▶ [Task objective]
Give every line from the entries that contains "documentatiei".
*-*-*
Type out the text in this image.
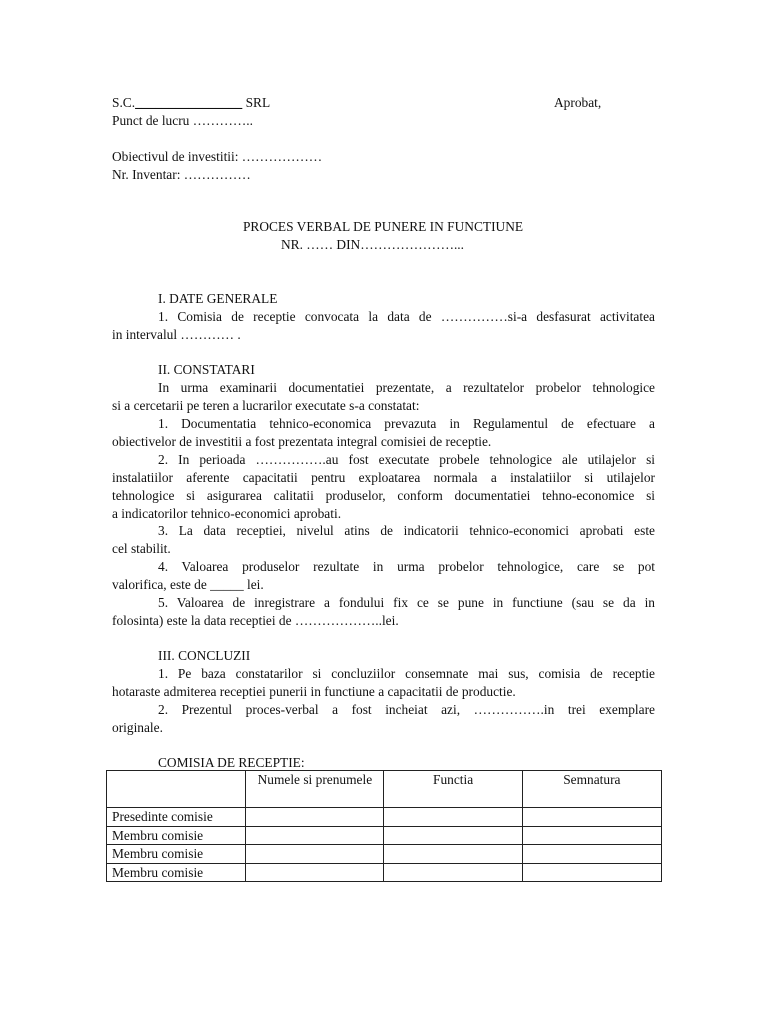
S.C.________________ SRL	Aprobat,
Punct de lucru …………..
Obiectivul de investitii: ………………
Nr. Inventar: ……………
PROCES VERBAL DE PUNERE IN FUNCTIUNE
NR. …… DIN…………………...
I. DATE GENERALE
1. Comisia de receptie convocata la data de ……………si-a desfasurat activitatea
in intervalul ………… .
II. CONSTATARI
In urma examinarii documentatiei prezentate, a rezultatelor probelor tehnologice
si a cercetarii pe teren a lucrarilor executate s-a constatat:
1. Documentatia tehnico-economica prevazuta in Regulamentul de efectuare a
obiectivelor de investitii a fost prezentata integral comisiei de receptie.
2. In perioada …………….au fost executate probele tehnologice ale utilajelor si
instalatiilor aferente capacitatii pentru exploatarea normala a instalatiilor si utilajelor
tehnologice si asigurarea calitatii produselor, conform documentatiei tehno-economice si
a indicatorilor tehnico-economici aprobati.
3. La data receptiei, nivelul atins de indicatorii tehnico-economici aprobati este
cel stabilit.
4. Valoarea produselor rezultate in urma probelor tehnologice, care se pot
valorifica, este de _____ lei.
5. Valoarea de inregistrare a fondului fix ce se pune in functiune (sau se da in
folosinta) este la data receptiei de ………………..lei.
III. CONCLUZII
1. Pe baza constatarilor si concluziilor consemnate mai sus, comisia de receptie
hotaraste admiterea receptiei punerii in functiune a capacitatii de productie.
2. Prezentul proces-verbal a fost incheiat azi, …………….in trei exemplare
originale.
COMISIA DE RECEPTIE:
	Numele si prenumele	Functia	Semnatura
Presedinte comisie			
Membru comisie			
Membru comisie			
Membru comisie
*-*-*
▶ [The answer]
In urma examinarii documentatiei prezentate, a rezultatelor probelor tehnologice
tehnologice si asigurarea calitatii produselor, conform documentatiei tehno-economice si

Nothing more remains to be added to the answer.